Structured figure records:
>> begin

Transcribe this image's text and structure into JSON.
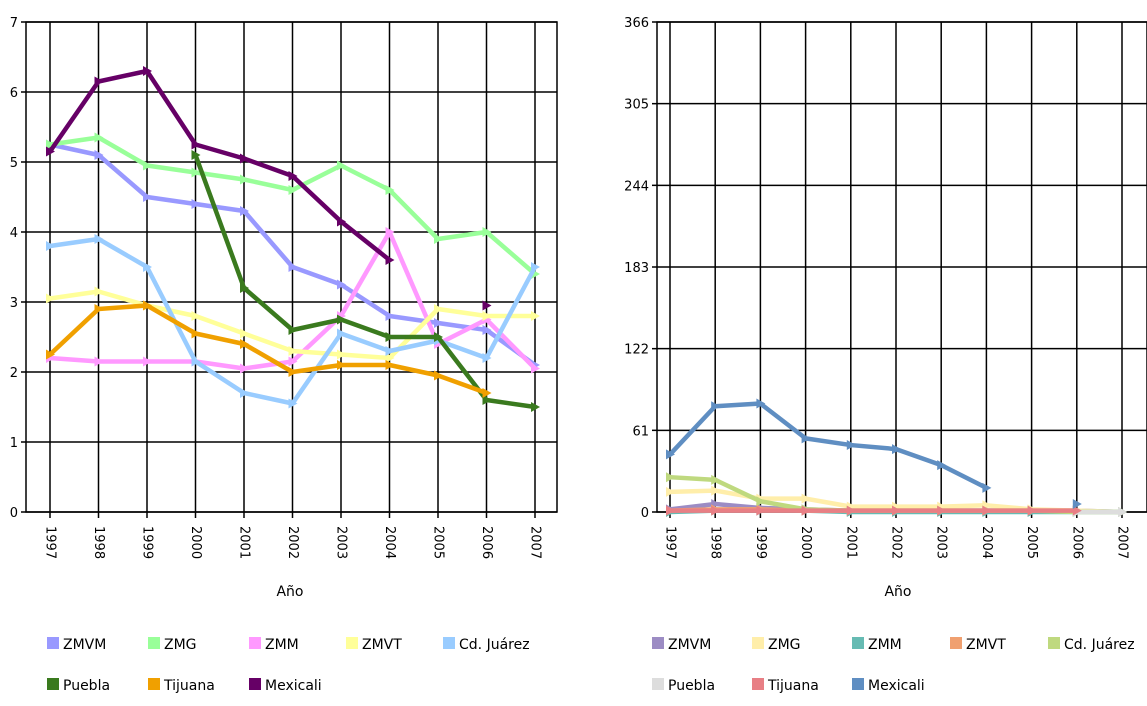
{
  "chart_data": [
    {
      "type": "line",
      "xlabel": "Año",
      "ylabel": "",
      "ylim": [
        0,
        7
      ],
      "yticks": [
        "0",
        "1",
        "2",
        "3",
        "4",
        "5",
        "6",
        "7"
      ],
      "x": [
        "1997",
        "1998",
        "1999",
        "2000",
        "2001",
        "2002",
        "2003",
        "2004",
        "2005",
        "2006",
        "2007"
      ],
      "grid": true,
      "legend_position": "bottom",
      "series": [
        {
          "name": "ZMVM",
          "color": "#9999ff",
          "values": [
            5.25,
            5.1,
            4.5,
            4.4,
            4.3,
            3.5,
            3.25,
            2.8,
            2.7,
            2.6,
            2.1
          ]
        },
        {
          "name": "ZMG",
          "color": "#99ff99",
          "values": [
            5.25,
            5.35,
            4.95,
            4.85,
            4.75,
            4.6,
            4.95,
            4.6,
            3.9,
            4.0,
            3.4
          ]
        },
        {
          "name": "ZMM",
          "color": "#ff99ff",
          "values": [
            2.2,
            2.15,
            2.15,
            2.15,
            2.05,
            2.15,
            2.8,
            4.0,
            2.4,
            2.75,
            2.05
          ]
        },
        {
          "name": "ZMVT",
          "color": "#ffff99",
          "values": [
            3.05,
            3.15,
            2.95,
            2.8,
            2.55,
            2.3,
            2.25,
            2.2,
            2.9,
            2.8,
            2.8
          ]
        },
        {
          "name": "Cd. Juárez",
          "color": "#99ccff",
          "values": [
            3.8,
            3.9,
            3.5,
            2.15,
            1.7,
            1.55,
            2.55,
            2.3,
            2.45,
            2.2,
            3.5
          ]
        },
        {
          "name": "Puebla",
          "color": "#3a7a1e",
          "values": [
            null,
            null,
            null,
            5.1,
            3.2,
            2.6,
            2.75,
            2.5,
            2.5,
            1.6,
            1.5
          ]
        },
        {
          "name": "Tijuana",
          "color": "#f0a000",
          "values": [
            2.25,
            2.9,
            2.95,
            2.55,
            2.4,
            2.0,
            2.1,
            2.1,
            1.95,
            1.7,
            null
          ]
        },
        {
          "name": "Mexicali",
          "color": "#660066",
          "values": [
            5.15,
            6.15,
            6.3,
            5.25,
            5.05,
            4.8,
            4.15,
            3.6,
            null,
            2.95,
            null
          ]
        }
      ]
    },
    {
      "type": "line",
      "xlabel": "Año",
      "ylabel": "",
      "ylim": [
        0,
        366
      ],
      "yticks": [
        "0",
        "61",
        "122",
        "183",
        "244",
        "305",
        "366"
      ],
      "x": [
        "1997",
        "1998",
        "1999",
        "2000",
        "2001",
        "2002",
        "2003",
        "2004",
        "2005",
        "2006",
        "2007"
      ],
      "grid": true,
      "legend_position": "bottom",
      "series": [
        {
          "name": "ZMVM",
          "color": "#9c8cc4",
          "values": [
            2,
            6,
            3,
            2,
            1,
            1,
            1,
            1,
            1,
            1,
            0
          ]
        },
        {
          "name": "ZMG",
          "color": "#ffeeaa",
          "values": [
            15,
            16,
            10,
            10,
            4,
            4,
            4,
            5,
            2,
            1,
            0
          ]
        },
        {
          "name": "ZMM",
          "color": "#66bbb3",
          "values": [
            0,
            1,
            1,
            1,
            0,
            0,
            0,
            0,
            0,
            0,
            0
          ]
        },
        {
          "name": "ZMVT",
          "color": "#f0a070",
          "values": [
            1,
            2,
            2,
            1,
            1,
            1,
            1,
            1,
            1,
            1,
            null
          ]
        },
        {
          "name": "Cd. Juárez",
          "color": "#bfd97f",
          "values": [
            26,
            24,
            8,
            2,
            1,
            1,
            1,
            1,
            1,
            0,
            0
          ]
        },
        {
          "name": "Puebla",
          "color": "#dddddd",
          "values": [
            null,
            null,
            null,
            null,
            null,
            null,
            null,
            null,
            null,
            0,
            0
          ]
        },
        {
          "name": "Tijuana",
          "color": "#e87f85",
          "values": [
            1,
            1,
            1,
            1,
            1,
            1,
            1,
            1,
            1,
            1,
            null
          ]
        },
        {
          "name": "Mexicali",
          "color": "#5f8ec2",
          "values": [
            43,
            79,
            81,
            55,
            50,
            47,
            35,
            18,
            null,
            6,
            null
          ]
        }
      ]
    }
  ]
}
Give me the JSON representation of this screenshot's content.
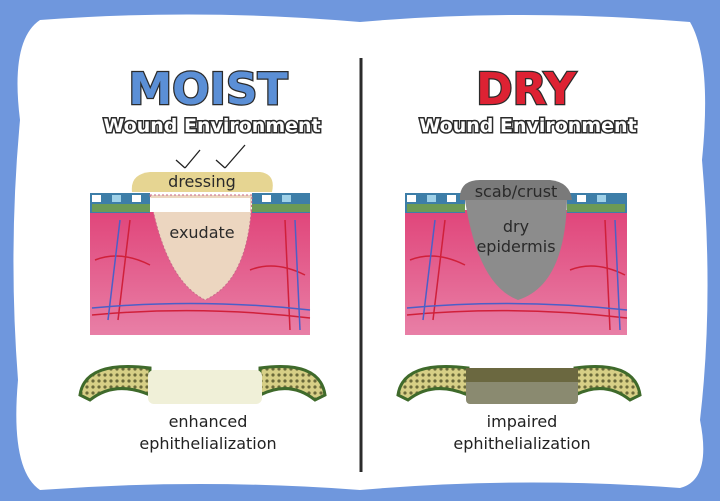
{
  "colors": {
    "background": "#6f97dd",
    "card": "#ffffff",
    "moist_title": "#5b8fd6",
    "dry_title": "#dd2233",
    "tissue": "#e4537e",
    "exudate": "#ecd6c0",
    "scab": "#8c8c8c"
  },
  "left": {
    "title": "MOIST",
    "subtitle": "Wound Environment",
    "labels": {
      "dressing": "dressing",
      "exudate": "exudate"
    },
    "caption_line1": "enhanced",
    "caption_line2": "ephithelialization"
  },
  "right": {
    "title": "DRY",
    "subtitle": "Wound Environment",
    "labels": {
      "scab": "scab/crust",
      "dry1": "dry",
      "dry2": "epidermis"
    },
    "caption_line1": "impaired",
    "caption_line2": "ephithelialization"
  }
}
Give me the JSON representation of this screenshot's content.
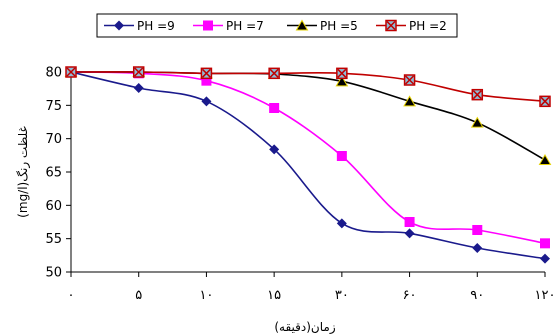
{
  "chart_data": {
    "type": "line",
    "title": "",
    "xlabel": "زمان(دقیقه)",
    "ylabel": "غلظت رنگ(mg/l)",
    "categories": [
      "۰",
      "۵",
      "۱۰",
      "۱۵",
      "۳۰",
      "۶۰",
      "۹۰",
      "۱۲۰"
    ],
    "ylim": [
      50,
      80
    ],
    "yticks": [
      50,
      55,
      60,
      65,
      70,
      75,
      80
    ],
    "legend_position": "top",
    "grid": false,
    "series": [
      {
        "name": "PH =9",
        "color": "#1a1a8c",
        "marker": "diamond",
        "values": [
          80,
          77.6,
          75.6,
          68.4,
          57.3,
          55.8,
          53.6,
          52.0
        ]
      },
      {
        "name": "PH =7",
        "color": "#ff00ff",
        "marker": "square",
        "values": [
          80,
          79.8,
          78.7,
          74.6,
          67.4,
          57.5,
          56.3,
          54.3
        ]
      },
      {
        "name": "PH =5",
        "color": "#000000",
        "marker": "triangle",
        "values": [
          80,
          80,
          79.8,
          79.7,
          78.6,
          75.6,
          72.4,
          66.8
        ]
      },
      {
        "name": "PH =2",
        "color": "#c00000",
        "marker": "xsquare",
        "values": [
          80,
          80,
          79.8,
          79.8,
          79.8,
          78.8,
          76.6,
          75.6
        ]
      }
    ]
  }
}
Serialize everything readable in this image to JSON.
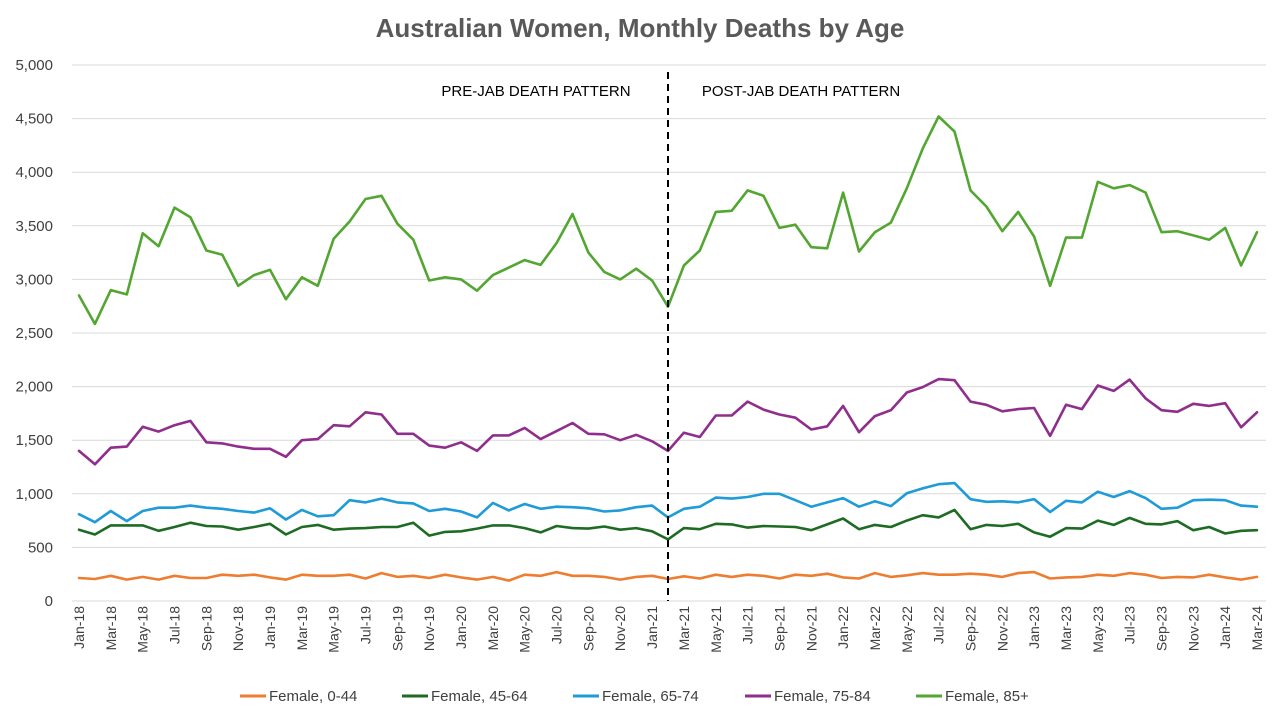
{
  "chart_data": {
    "type": "line",
    "title": "Australian Women, Monthly Deaths by Age",
    "xlabel": "",
    "ylabel": "",
    "ylim": [
      0,
      5000
    ],
    "yticks": [
      0,
      500,
      1000,
      1500,
      2000,
      2500,
      3000,
      3500,
      4000,
      4500,
      5000
    ],
    "ytick_labels": [
      "0",
      "500",
      "1,000",
      "1,500",
      "2,000",
      "2,500",
      "3,000",
      "3,500",
      "4,000",
      "4,500",
      "5,000"
    ],
    "grid": "horizontal",
    "legend_position": "bottom",
    "x": [
      "Jan-18",
      "Feb-18",
      "Mar-18",
      "Apr-18",
      "May-18",
      "Jun-18",
      "Jul-18",
      "Aug-18",
      "Sep-18",
      "Oct-18",
      "Nov-18",
      "Dec-18",
      "Jan-19",
      "Feb-19",
      "Mar-19",
      "Apr-19",
      "May-19",
      "Jun-19",
      "Jul-19",
      "Aug-19",
      "Sep-19",
      "Oct-19",
      "Nov-19",
      "Dec-19",
      "Jan-20",
      "Feb-20",
      "Mar-20",
      "Apr-20",
      "May-20",
      "Jun-20",
      "Jul-20",
      "Aug-20",
      "Sep-20",
      "Oct-20",
      "Nov-20",
      "Dec-20",
      "Jan-21",
      "Feb-21",
      "Mar-21",
      "Apr-21",
      "May-21",
      "Jun-21",
      "Jul-21",
      "Aug-21",
      "Sep-21",
      "Oct-21",
      "Nov-21",
      "Dec-21",
      "Jan-22",
      "Feb-22",
      "Mar-22",
      "Apr-22",
      "May-22",
      "Jun-22",
      "Jul-22",
      "Aug-22",
      "Sep-22",
      "Oct-22",
      "Nov-22",
      "Dec-22",
      "Jan-23",
      "Feb-23",
      "Mar-23",
      "Apr-23",
      "May-23",
      "Jun-23",
      "Jul-23",
      "Aug-23",
      "Sep-23",
      "Oct-23",
      "Nov-23",
      "Dec-23",
      "Jan-24",
      "Feb-24",
      "Mar-24"
    ],
    "xtick_labels": [
      "Jan-18",
      "Mar-18",
      "May-18",
      "Jul-18",
      "Sep-18",
      "Nov-18",
      "Jan-19",
      "Mar-19",
      "May-19",
      "Jul-19",
      "Sep-19",
      "Nov-19",
      "Jan-20",
      "Mar-20",
      "May-20",
      "Jul-20",
      "Sep-20",
      "Nov-20",
      "Jan-21",
      "Mar-21",
      "May-21",
      "Jul-21",
      "Sep-21",
      "Nov-21",
      "Jan-22",
      "Mar-22",
      "May-22",
      "Jul-22",
      "Sep-22",
      "Nov-22",
      "Jan-23",
      "Mar-23",
      "May-23",
      "Jul-23",
      "Sep-23",
      "Nov-23",
      "Jan-24",
      "Mar-24"
    ],
    "annotations": {
      "divider_month": "Feb-21",
      "left_label": "PRE-JAB DEATH PATTERN",
      "right_label": "POST-JAB DEATH PATTERN"
    },
    "series": [
      {
        "name": "Female, 0-44",
        "color": "#ED7D31",
        "values": [
          215,
          205,
          235,
          200,
          225,
          200,
          235,
          215,
          215,
          245,
          235,
          245,
          220,
          200,
          245,
          235,
          235,
          245,
          210,
          260,
          225,
          235,
          215,
          245,
          220,
          200,
          225,
          190,
          245,
          235,
          270,
          235,
          235,
          225,
          200,
          225,
          235,
          205,
          230,
          210,
          245,
          225,
          245,
          235,
          210,
          245,
          235,
          255,
          220,
          210,
          260,
          225,
          240,
          260,
          245,
          245,
          255,
          245,
          225,
          260,
          270,
          210,
          220,
          225,
          245,
          235,
          260,
          245,
          215,
          225,
          220,
          245,
          220,
          200,
          225
        ]
      },
      {
        "name": "Female, 45-64",
        "color": "#1E6B24",
        "values": [
          665,
          620,
          705,
          705,
          705,
          655,
          690,
          730,
          700,
          695,
          665,
          690,
          720,
          620,
          690,
          710,
          665,
          675,
          680,
          690,
          690,
          730,
          610,
          645,
          650,
          675,
          705,
          705,
          680,
          640,
          700,
          680,
          675,
          695,
          665,
          680,
          650,
          575,
          680,
          670,
          720,
          715,
          685,
          700,
          695,
          690,
          660,
          715,
          770,
          670,
          710,
          690,
          750,
          800,
          780,
          850,
          670,
          710,
          700,
          720,
          640,
          600,
          680,
          675,
          750,
          710,
          775,
          720,
          715,
          745,
          660,
          690,
          630,
          655,
          660
        ]
      },
      {
        "name": "Female, 65-74",
        "color": "#1F9BD7",
        "values": [
          810,
          735,
          840,
          745,
          840,
          870,
          870,
          890,
          870,
          860,
          840,
          825,
          865,
          760,
          850,
          790,
          800,
          940,
          920,
          955,
          920,
          910,
          840,
          860,
          835,
          780,
          915,
          845,
          905,
          860,
          880,
          875,
          865,
          835,
          845,
          875,
          890,
          780,
          860,
          880,
          965,
          955,
          970,
          1000,
          1000,
          940,
          880,
          920,
          960,
          880,
          930,
          885,
          1005,
          1050,
          1090,
          1100,
          950,
          925,
          930,
          920,
          950,
          830,
          935,
          920,
          1020,
          970,
          1025,
          960,
          860,
          870,
          940,
          945,
          940,
          890,
          880
        ]
      },
      {
        "name": "Female, 75-84",
        "color": "#8F2E8C",
        "values": [
          1400,
          1275,
          1430,
          1440,
          1625,
          1580,
          1640,
          1680,
          1480,
          1470,
          1440,
          1420,
          1420,
          1345,
          1500,
          1510,
          1640,
          1630,
          1760,
          1740,
          1560,
          1560,
          1450,
          1430,
          1480,
          1400,
          1545,
          1545,
          1615,
          1510,
          1585,
          1660,
          1560,
          1555,
          1500,
          1550,
          1490,
          1400,
          1570,
          1530,
          1730,
          1730,
          1860,
          1785,
          1740,
          1710,
          1600,
          1630,
          1820,
          1575,
          1725,
          1780,
          1945,
          1995,
          2070,
          2060,
          1860,
          1830,
          1770,
          1790,
          1800,
          1540,
          1830,
          1790,
          2010,
          1960,
          2065,
          1890,
          1780,
          1765,
          1840,
          1820,
          1845,
          1620,
          1760
        ]
      },
      {
        "name": "Female, 85+",
        "color": "#53A632",
        "values": [
          2850,
          2585,
          2900,
          2860,
          3430,
          3310,
          3670,
          3580,
          3270,
          3230,
          2940,
          3040,
          3090,
          2815,
          3020,
          2940,
          3380,
          3540,
          3750,
          3780,
          3520,
          3370,
          2990,
          3020,
          3000,
          2895,
          3040,
          3110,
          3180,
          3135,
          3340,
          3610,
          3250,
          3070,
          3000,
          3100,
          2990,
          2745,
          3130,
          3270,
          3630,
          3640,
          3830,
          3780,
          3480,
          3510,
          3300,
          3290,
          3810,
          3260,
          3440,
          3530,
          3850,
          4220,
          4520,
          4380,
          3830,
          3680,
          3450,
          3630,
          3400,
          2940,
          3390,
          3390,
          3910,
          3850,
          3880,
          3810,
          3440,
          3450,
          3410,
          3370,
          3480,
          3130,
          3440
        ]
      }
    ]
  }
}
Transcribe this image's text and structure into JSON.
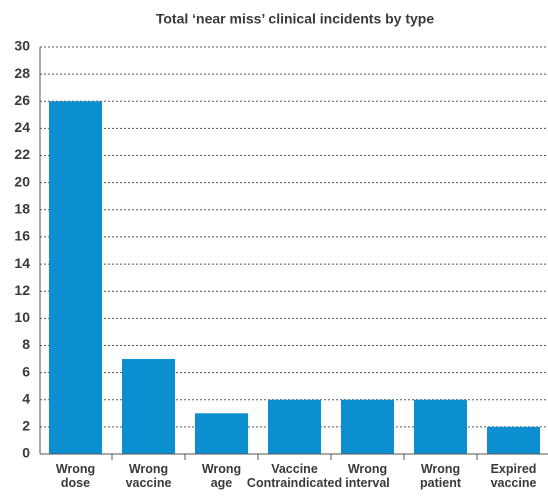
{
  "chart_data": {
    "type": "bar",
    "title": "Total ‘near miss’ clinical incidents by type",
    "categories": [
      "Wrong dose",
      "Wrong vaccine",
      "Wrong age",
      "Vaccine Contraindicated",
      "Wrong interval",
      "Wrong patient",
      "Expired vaccine"
    ],
    "values": [
      26,
      7,
      3,
      4,
      4,
      4,
      2
    ],
    "color": "#0b8fd1",
    "ylim": [
      0,
      30
    ],
    "yticks": [
      0,
      2,
      4,
      6,
      8,
      10,
      12,
      14,
      16,
      18,
      20,
      22,
      24,
      26,
      28,
      30
    ],
    "grid": true
  }
}
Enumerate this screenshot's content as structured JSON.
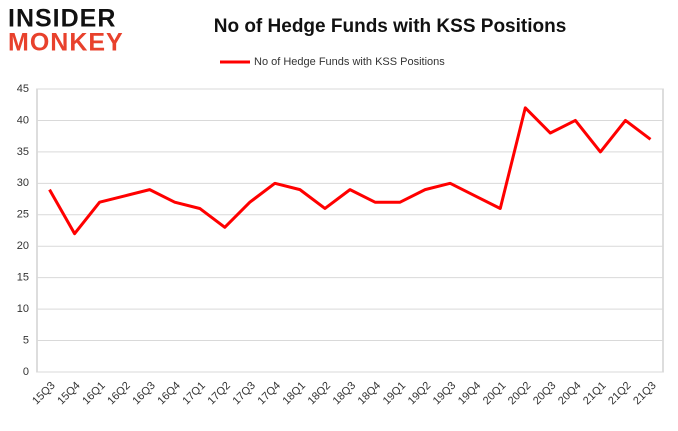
{
  "logo": {
    "top": "INSIDER",
    "bottom": "MONKEY"
  },
  "chart_data": {
    "type": "line",
    "title": "No of Hedge Funds with KSS Positions",
    "categories": [
      "15Q3",
      "15Q4",
      "16Q1",
      "16Q2",
      "16Q3",
      "16Q4",
      "17Q1",
      "17Q2",
      "17Q3",
      "17Q4",
      "18Q1",
      "18Q2",
      "18Q3",
      "18Q4",
      "19Q1",
      "19Q2",
      "19Q3",
      "19Q4",
      "20Q1",
      "20Q2",
      "20Q3",
      "20Q4",
      "21Q1",
      "21Q2",
      "21Q3"
    ],
    "series": [
      {
        "name": "No of Hedge Funds with KSS Positions",
        "color": "#ff0000",
        "values": [
          29,
          22,
          27,
          28,
          29,
          27,
          26,
          23,
          27,
          30,
          29,
          26,
          29,
          27,
          27,
          29,
          30,
          28,
          26,
          42,
          38,
          40,
          35,
          40,
          37
        ]
      }
    ],
    "ylim": [
      0,
      45
    ],
    "yticks": [
      0,
      5,
      10,
      15,
      20,
      25,
      30,
      35,
      40,
      45
    ],
    "grid": true,
    "legend": "top"
  }
}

>> end

Read the entries and show each line that mentions "grid".

      "grid": true,
      "grid": true,
    "grid": false,
    "grid": "horizontal",
    "grid": true
    "grid": true,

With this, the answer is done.